EXCERPT TO READ START

The Chicago Baseball Museum could not help Young even after surveying its hundreds of hours of vintage baseball broadcasts and interviews. However, the museum has a pretty good rolodex. Young was given the numbers and e-mails of several dozen Cubs players and coaches of Rube Walker’s era.
Taking a deep breath, she contacted the old baseball men, and came up with repeated earfuls. From Hall of Famer Fergie Jenkins to backup catcher Chris Krug (whose error resulted in the only run in Koufax’s ’65 perfecto, 23 years before Krug’s baseball field-building firm carved out the “Field of Dreams” diamond in Iowa), the mental picture of good-guy Walker was completed. Everybody liked the guy with his easy sense of humor, frequent mentions of hometown Lenoir and re-assuring advice to nervous players.
Particularly eloquent was Ken Holtzman, the only Cub to pitch two no-hitters (1969 and 1971):
“I do indeed have fond memories of your father. He was a coach in the Cubs system when I came up and was very helpful to young players like me. He was ordinarily a quiet, reserved person but was also super competitive and we used to enjoy the back and forth banter with his brother on the Mets. I know you were very young when he passed, but I’m glad you’re seeking out the memories of his life. My grandkids do the same to me and it is a way of connecting families through the generations. I hope you reach many players and that they enrich your father’s memory. P.S. He always used to brag about Lenoir!”
Cold calling, Young contacted the San Francisco Giants media relations department in an attempt to reach special advisor Joey Amalfitano, a Cubs coaching colleague of Walker’s from 1967 to 1970. Jim Moorehead and his people came through in the clutch. Within days, Amalfitano called Young.
“He was thrilled saying, ‘Young lady, it’s been a long time since I’ve seen you,'” Young said. “He and my dad were good friends. He told me how much my dad loved me — how his face would light up when he talked about me. Interestingly, he mentioned that Leo Durocher really liked my dad. We vowed to keep in touch.”
The stories from the old Cubs make up for much of what Young has not obtained with the still-lost tape of her father.

EXCERPT TO READ END

EXERCISE DESCRIPTION
According to the passage about Rube Walker, who is the only Cub to pitch two no-hitters? The entries have no connection to the passage about Rube Walker.

GIVEN DATA START

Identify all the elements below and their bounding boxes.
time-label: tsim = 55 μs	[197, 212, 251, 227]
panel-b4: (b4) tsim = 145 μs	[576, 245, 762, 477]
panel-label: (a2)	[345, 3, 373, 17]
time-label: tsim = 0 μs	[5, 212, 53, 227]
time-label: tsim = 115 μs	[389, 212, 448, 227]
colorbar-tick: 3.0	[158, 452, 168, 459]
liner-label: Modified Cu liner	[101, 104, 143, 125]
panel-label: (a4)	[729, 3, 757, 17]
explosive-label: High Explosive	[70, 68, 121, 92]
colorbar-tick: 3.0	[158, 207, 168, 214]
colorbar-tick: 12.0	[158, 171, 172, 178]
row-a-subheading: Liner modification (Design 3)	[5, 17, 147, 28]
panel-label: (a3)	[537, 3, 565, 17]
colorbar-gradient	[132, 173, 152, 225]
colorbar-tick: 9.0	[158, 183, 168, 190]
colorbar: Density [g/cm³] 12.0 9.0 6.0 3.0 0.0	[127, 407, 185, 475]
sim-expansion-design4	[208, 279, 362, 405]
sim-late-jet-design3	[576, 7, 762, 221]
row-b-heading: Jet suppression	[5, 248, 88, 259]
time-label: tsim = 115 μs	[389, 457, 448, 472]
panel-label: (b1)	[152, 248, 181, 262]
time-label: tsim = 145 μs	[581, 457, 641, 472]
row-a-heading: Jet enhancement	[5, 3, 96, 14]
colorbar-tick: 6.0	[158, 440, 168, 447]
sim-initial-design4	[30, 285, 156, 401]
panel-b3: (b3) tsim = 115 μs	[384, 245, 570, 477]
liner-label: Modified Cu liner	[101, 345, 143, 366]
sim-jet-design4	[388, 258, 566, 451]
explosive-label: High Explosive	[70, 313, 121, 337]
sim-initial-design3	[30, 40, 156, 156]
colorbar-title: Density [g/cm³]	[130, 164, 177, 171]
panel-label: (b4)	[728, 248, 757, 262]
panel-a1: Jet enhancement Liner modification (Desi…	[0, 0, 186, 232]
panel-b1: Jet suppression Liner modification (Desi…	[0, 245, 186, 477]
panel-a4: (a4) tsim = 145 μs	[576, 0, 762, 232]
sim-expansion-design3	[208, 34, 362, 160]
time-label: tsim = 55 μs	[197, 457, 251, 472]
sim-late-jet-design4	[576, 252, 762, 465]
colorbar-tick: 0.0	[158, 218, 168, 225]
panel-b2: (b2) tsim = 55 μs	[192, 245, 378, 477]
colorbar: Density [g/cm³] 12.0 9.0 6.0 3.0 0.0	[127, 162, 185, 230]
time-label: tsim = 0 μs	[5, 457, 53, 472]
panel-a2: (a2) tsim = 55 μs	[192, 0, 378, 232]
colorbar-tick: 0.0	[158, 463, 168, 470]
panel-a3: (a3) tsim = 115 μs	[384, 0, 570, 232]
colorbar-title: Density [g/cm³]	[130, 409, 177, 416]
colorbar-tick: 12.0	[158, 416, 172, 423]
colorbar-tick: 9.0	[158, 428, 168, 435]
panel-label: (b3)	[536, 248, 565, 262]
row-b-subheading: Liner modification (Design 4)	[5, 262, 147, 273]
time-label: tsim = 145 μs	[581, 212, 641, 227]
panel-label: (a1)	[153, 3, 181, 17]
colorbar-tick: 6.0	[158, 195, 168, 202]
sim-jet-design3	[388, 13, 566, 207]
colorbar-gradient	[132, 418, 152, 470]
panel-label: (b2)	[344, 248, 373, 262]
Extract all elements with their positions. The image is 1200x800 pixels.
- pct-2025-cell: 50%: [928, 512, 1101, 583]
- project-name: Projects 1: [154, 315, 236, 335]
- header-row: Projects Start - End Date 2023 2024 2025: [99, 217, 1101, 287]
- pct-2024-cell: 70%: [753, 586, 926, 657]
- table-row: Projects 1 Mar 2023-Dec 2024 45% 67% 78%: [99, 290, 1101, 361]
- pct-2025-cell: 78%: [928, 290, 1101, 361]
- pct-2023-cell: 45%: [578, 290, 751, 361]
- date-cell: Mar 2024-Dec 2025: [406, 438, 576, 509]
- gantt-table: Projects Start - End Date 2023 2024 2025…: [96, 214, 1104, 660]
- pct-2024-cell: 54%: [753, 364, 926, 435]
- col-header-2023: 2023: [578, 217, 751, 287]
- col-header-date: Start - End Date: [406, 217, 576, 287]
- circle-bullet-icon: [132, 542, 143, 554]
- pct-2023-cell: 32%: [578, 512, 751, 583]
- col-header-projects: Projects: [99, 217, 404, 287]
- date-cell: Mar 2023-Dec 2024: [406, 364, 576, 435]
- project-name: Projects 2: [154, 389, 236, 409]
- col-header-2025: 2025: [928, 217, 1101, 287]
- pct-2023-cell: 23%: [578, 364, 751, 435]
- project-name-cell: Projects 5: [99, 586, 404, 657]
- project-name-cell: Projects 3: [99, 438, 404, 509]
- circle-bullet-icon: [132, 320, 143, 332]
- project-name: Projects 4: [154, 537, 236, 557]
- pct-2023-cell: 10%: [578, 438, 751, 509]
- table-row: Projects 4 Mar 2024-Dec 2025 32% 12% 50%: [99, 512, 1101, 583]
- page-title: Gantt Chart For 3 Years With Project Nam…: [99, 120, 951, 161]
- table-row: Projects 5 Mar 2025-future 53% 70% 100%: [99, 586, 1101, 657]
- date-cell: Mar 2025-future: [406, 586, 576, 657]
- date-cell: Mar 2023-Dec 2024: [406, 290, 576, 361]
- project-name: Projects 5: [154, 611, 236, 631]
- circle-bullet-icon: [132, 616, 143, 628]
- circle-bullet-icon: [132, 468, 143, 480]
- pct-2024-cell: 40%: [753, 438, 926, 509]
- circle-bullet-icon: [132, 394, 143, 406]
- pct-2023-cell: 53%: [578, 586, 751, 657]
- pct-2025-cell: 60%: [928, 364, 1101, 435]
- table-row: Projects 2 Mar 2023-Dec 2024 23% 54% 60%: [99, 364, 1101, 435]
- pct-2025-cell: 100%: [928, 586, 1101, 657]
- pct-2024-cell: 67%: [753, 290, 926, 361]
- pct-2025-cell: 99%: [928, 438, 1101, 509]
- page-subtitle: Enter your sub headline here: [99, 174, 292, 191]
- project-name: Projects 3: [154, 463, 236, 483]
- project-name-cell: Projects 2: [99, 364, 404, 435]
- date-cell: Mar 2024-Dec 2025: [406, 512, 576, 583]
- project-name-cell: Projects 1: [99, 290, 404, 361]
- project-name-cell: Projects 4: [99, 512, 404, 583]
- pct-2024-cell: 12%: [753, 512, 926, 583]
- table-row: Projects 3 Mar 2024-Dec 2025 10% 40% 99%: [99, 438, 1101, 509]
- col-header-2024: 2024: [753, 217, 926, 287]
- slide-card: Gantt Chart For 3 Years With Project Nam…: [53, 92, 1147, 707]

GIVEN DATA END

ANSWER TO THIS PROBLEM
Ken Holtzman